⟨

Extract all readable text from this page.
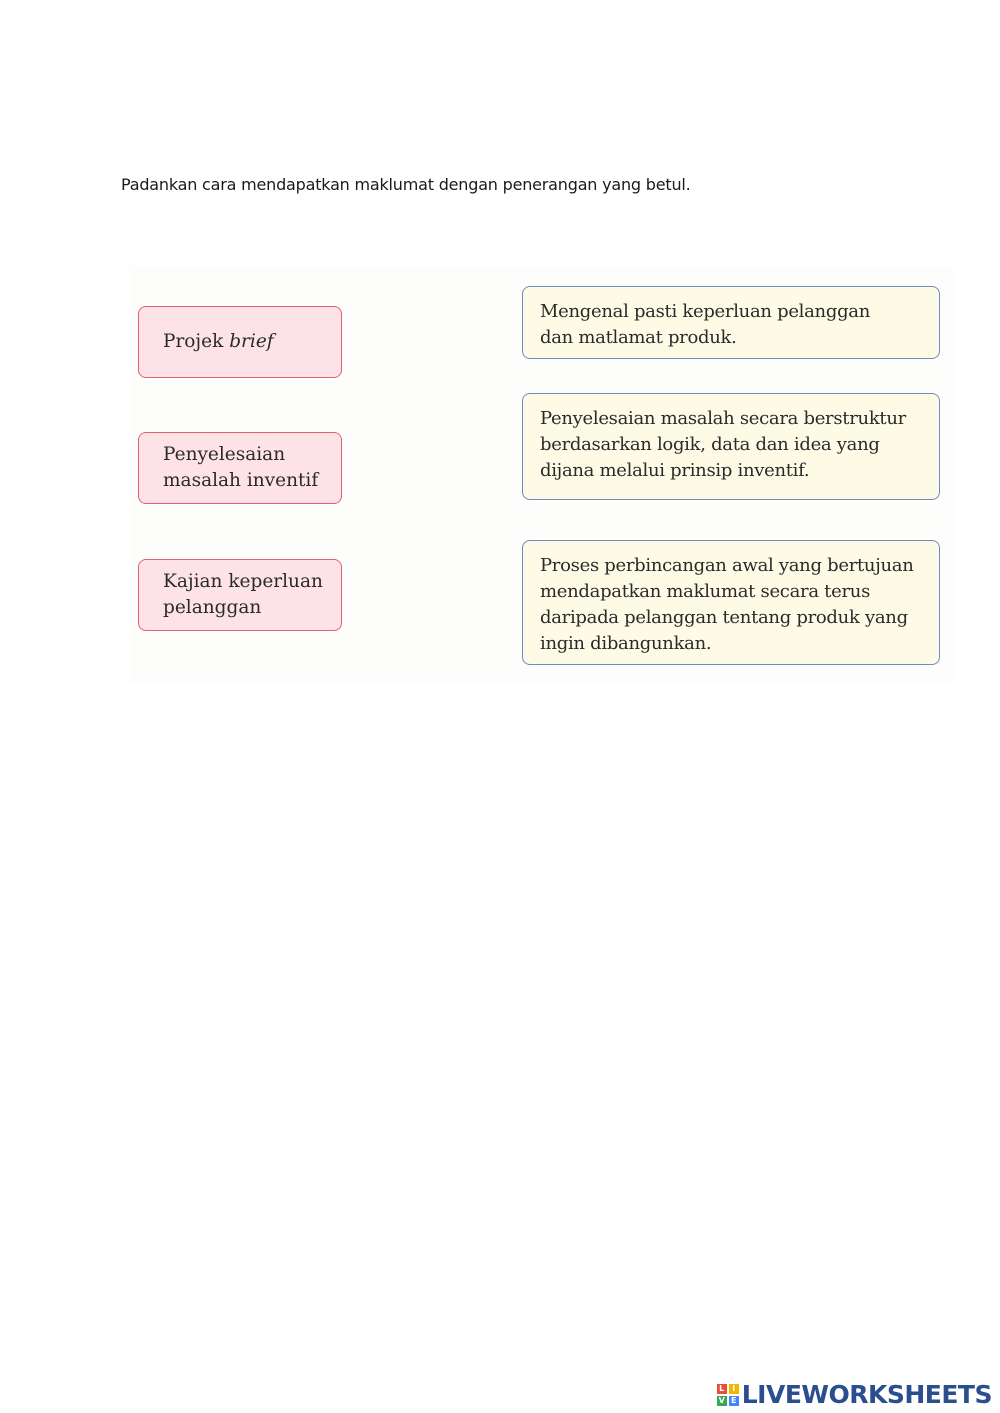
Padankan cara mendapatkan maklumat dengan penerangan yang betul.
Projek brief
Penyelesaian
masalah inventif
Kajian keperluan
pelanggan
Mengenal pasti keperluan pelanggan
dan matlamat produk.
Penyelesaian masalah secara berstruktur
berdasarkan logik, data dan idea yang
dijana melalui prinsip inventif.
Proses perbincangan awal yang bertujuan
mendapatkan maklumat secara terus
daripada pelanggan tentang produk yang
ingin dibangunkan.
L I
V E LIVEWORKSHEETS
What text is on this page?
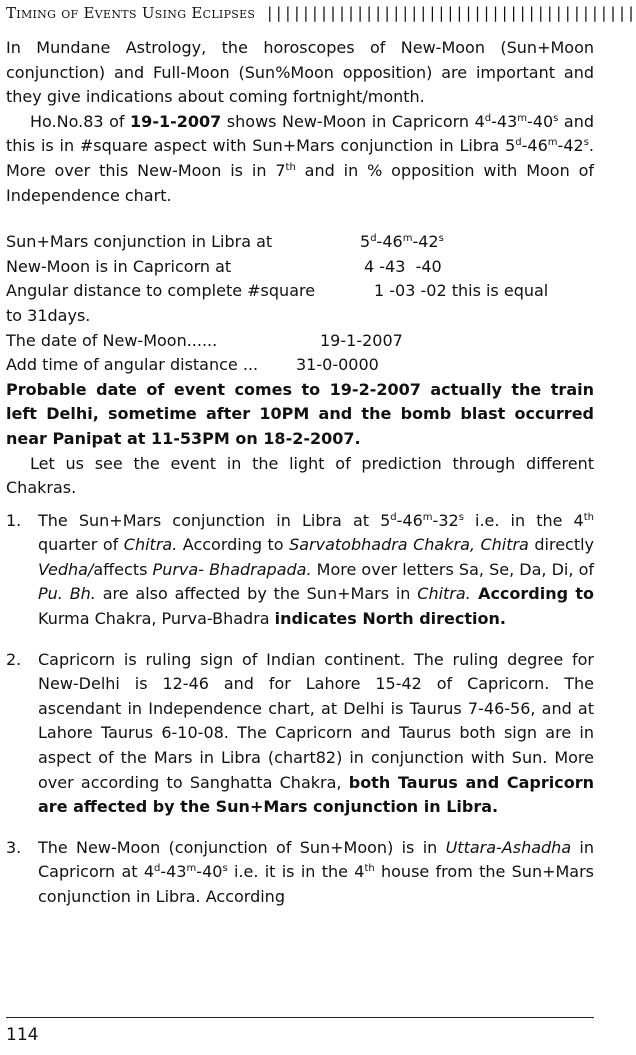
Timing of Events Using Eclipses |||||||||||||||||||||||||||||||||||||||||

In Mundane Astrology, the horoscopes of New-Moon (Sun+Moon conjunction) and Full-Moon (Sun%Moon opposition) are important and they give indications about coming fortnight/month.

Ho.No.83 of 19-1-2007 shows New-Moon in Capricorn 4$^d$-43$^m$-40$^s$ and this is in #square aspect with Sun+Mars conjunction in Libra 5$^d$-46$^m$-42$^s$. More over this New-Moon is in 7th and in % opposition with Moon of Independence chart.

Sun+Mars conjunction in Libra at	5$^d$-46$^m$-42$^s$
New-Moon is in Capricorn at	4 -43  -40
Angular distance to complete #square	1 -03 -02 this is equal
to 31days.
The date of New-Moon......	19-1-2007
Add time of angular distance ... 31-0-0000

Probable date of event comes to 19-2-2007 actually the train left Delhi, sometime after 10PM and the bomb blast occurred near Panipat at 11-53PM on 18-2-2007.

Let us see the event in the light of prediction through different Chakras.

1.	The Sun+Mars conjunction in Libra at 5$^d$-46$^m$-32$^s$ i.e. in the 4th quarter of Chitra. According to Sarvatobhadra Chakra, Chitra directly Vedha/affects Purva- Bhadrapada. More over letters Sa, Se, Da, Di, of Pu. Bh. are also affected by the Sun+Mars in Chitra. According to Kurma Chakra, Purva-Bhadra indicates North direction.
2.	Capricorn is ruling sign of Indian continent. The ruling degree for New-Delhi is 12-46 and for Lahore 15-42 of Capricorn. The ascendant in Independence chart, at Delhi is Taurus 7-46-56, and at Lahore Taurus 6-10-08. The Capricorn and Taurus both sign are in aspect of the Mars in Libra (chart82) in conjunction with Sun. More over according to Sanghatta Chakra, both Taurus and Capricorn are affected by the Sun+Mars conjunction in Libra.
3.	The New-Moon (conjunction of Sun+Moon) is in Uttara-Ashadha in Capricorn at 4$^d$-43$^m$-40$^s$ i.e. it is in the 4th house from the Sun+Mars conjunction in Libra. According
114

⟩

Exercise requirements:
Leave the pictures out and print the records above exactly as they stand.

Solution to this problem:
Extract all readable text from this page.
Padankan cara mendapatkan maklumat dengan penerangan yang betul.
Projek brief
Penyelesaian
masalah inventif
Kajian keperluan
pelanggan
Mengenal pasti keperluan pelanggan
dan matlamat produk.
Penyelesaian masalah secara berstruktur
berdasarkan logik, data dan idea yang
dijana melalui prinsip inventif.
Proses perbincangan awal yang bertujuan
mendapatkan maklumat secara terus
daripada pelanggan tentang produk yang
ingin dibangunkan.
L I
V E LIVEWORKSHEETS
What text is on this page?
Timing of Events Using Eclipses |||||||||||||||||||||||||||||||||||||||||

In Mundane Astrology, the horoscopes of New-Moon (Sun+Moon conjunction) and Full-Moon (Sun%Moon opposition) are important and they give indications about coming fortnight/month.

Ho.No.83 of 19-1-2007 shows New-Moon in Capricorn 4$^d$-43$^m$-40$^s$ and this is in #square aspect with Sun+Mars conjunction in Libra 5$^d$-46$^m$-42$^s$. More over this New-Moon is in 7th and in % opposition with Moon of Independence chart.

Sun+Mars conjunction in Libra at	5$^d$-46$^m$-42$^s$
New-Moon is in Capricorn at	4 -43  -40
Angular distance to complete #square	1 -03 -02 this is equal
to 31days.
The date of New-Moon......	19-1-2007
Add time of angular distance ... 31-0-0000

Probable date of event comes to 19-2-2007 actually the train left Delhi, sometime after 10PM and the bomb blast occurred near Panipat at 11-53PM on 18-2-2007.

Let us see the event in the light of prediction through different Chakras.

1.	The Sun+Mars conjunction in Libra at 5$^d$-46$^m$-32$^s$ i.e. in the 4th quarter of Chitra. According to Sarvatobhadra Chakra, Chitra directly Vedha/affects Purva- Bhadrapada. More over letters Sa, Se, Da, Di, of Pu. Bh. are also affected by the Sun+Mars in Chitra. According to Kurma Chakra, Purva-Bhadra indicates North direction.
2.	Capricorn is ruling sign of Indian continent. The ruling degree for New-Delhi is 12-46 and for Lahore 15-42 of Capricorn. The ascendant in Independence chart, at Delhi is Taurus 7-46-56, and at Lahore Taurus 6-10-08. The Capricorn and Taurus both sign are in aspect of the Mars in Libra (chart82) in conjunction with Sun. More over according to Sanghatta Chakra, both Taurus and Capricorn are affected by the Sun+Mars conjunction in Libra.
3.	The New-Moon (conjunction of Sun+Moon) is in Uttara-Ashadha in Capricorn at 4$^d$-43$^m$-40$^s$ i.e. it is in the 4th house from the Sun+Mars conjunction in Libra. According
114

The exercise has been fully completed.